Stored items
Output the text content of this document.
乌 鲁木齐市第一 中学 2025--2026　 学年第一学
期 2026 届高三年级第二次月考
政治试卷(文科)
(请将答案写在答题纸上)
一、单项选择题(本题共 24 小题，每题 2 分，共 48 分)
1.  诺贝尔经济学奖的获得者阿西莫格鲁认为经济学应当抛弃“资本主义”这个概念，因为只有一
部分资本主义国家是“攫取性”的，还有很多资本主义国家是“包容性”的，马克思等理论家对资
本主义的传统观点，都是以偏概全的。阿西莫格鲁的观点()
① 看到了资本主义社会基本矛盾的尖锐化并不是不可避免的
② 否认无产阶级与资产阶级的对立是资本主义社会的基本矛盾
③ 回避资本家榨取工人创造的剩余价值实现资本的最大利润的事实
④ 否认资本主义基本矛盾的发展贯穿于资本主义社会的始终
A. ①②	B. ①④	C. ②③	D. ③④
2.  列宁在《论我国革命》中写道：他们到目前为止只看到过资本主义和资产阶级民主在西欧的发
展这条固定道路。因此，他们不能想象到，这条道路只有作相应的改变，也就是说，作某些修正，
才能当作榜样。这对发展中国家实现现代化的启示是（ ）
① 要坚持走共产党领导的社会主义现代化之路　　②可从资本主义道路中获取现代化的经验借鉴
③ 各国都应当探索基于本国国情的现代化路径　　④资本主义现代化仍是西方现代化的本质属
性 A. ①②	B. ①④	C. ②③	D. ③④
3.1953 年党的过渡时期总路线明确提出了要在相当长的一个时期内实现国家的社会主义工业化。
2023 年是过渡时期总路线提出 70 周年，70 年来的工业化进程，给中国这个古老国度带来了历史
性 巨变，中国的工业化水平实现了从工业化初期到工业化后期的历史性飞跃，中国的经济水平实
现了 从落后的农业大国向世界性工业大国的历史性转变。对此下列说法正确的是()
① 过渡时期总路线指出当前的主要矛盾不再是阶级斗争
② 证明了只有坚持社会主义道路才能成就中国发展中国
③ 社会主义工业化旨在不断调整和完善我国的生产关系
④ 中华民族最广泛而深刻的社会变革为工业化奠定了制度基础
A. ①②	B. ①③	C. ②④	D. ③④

## What you will do:
Without leaving anything out, quote all the data.

## Problem solution:
Output the text content of this document.
乌 鲁木齐市第一 中学 2025--2026　 学年第一学
期 2026 届高三年级第二次月考
政治试卷(文科)
(请将答案写在答题纸上)
一、单项选择题(本题共 24 小题，每题 2 分，共 48 分)
1.  诺贝尔经济学奖的获得者阿西莫格鲁认为经济学应当抛弃“资本主义”这个概念，因为只有一
部分资本主义国家是“攫取性”的，还有很多资本主义国家是“包容性”的，马克思等理论家对资
本主义的传统观点，都是以偏概全的。阿西莫格鲁的观点()
① 看到了资本主义社会基本矛盾的尖锐化并不是不可避免的
② 否认无产阶级与资产阶级的对立是资本主义社会的基本矛盾
③ 回避资本家榨取工人创造的剩余价值实现资本的最大利润的事实
④ 否认资本主义基本矛盾的发展贯穿于资本主义社会的始终
A. ①②	B. ①④	C. ②③	D. ③④
2.  列宁在《论我国革命》中写道：他们到目前为止只看到过资本主义和资产阶级民主在西欧的发
展这条固定道路。因此，他们不能想象到，这条道路只有作相应的改变，也就是说，作某些修正，
才能当作榜样。这对发展中国家实现现代化的启示是（ ）
① 要坚持走共产党领导的社会主义现代化之路　　②可从资本主义道路中获取现代化的经验借鉴
③ 各国都应当探索基于本国国情的现代化路径　　④资本主义现代化仍是西方现代化的本质属
性 A. ①②	B. ①④	C. ②③	D. ③④
3.1953 年党的过渡时期总路线明确提出了要在相当长的一个时期内实现国家的社会主义工业化。
2023 年是过渡时期总路线提出 70 周年，70 年来的工业化进程，给中国这个古老国度带来了历史
性 巨变，中国的工业化水平实现了从工业化初期到工业化后期的历史性飞跃，中国的经济水平实
现了 从落后的农业大国向世界性工业大国的历史性转变。对此下列说法正确的是()
① 过渡时期总路线指出当前的主要矛盾不再是阶级斗争
② 证明了只有坚持社会主义道路才能成就中国发展中国
③ 社会主义工业化旨在不断调整和完善我国的生产关系
④ 中华民族最广泛而深刻的社会变革为工业化奠定了制度基础
A. ①②	B. ①③	C. ②④	D. ③④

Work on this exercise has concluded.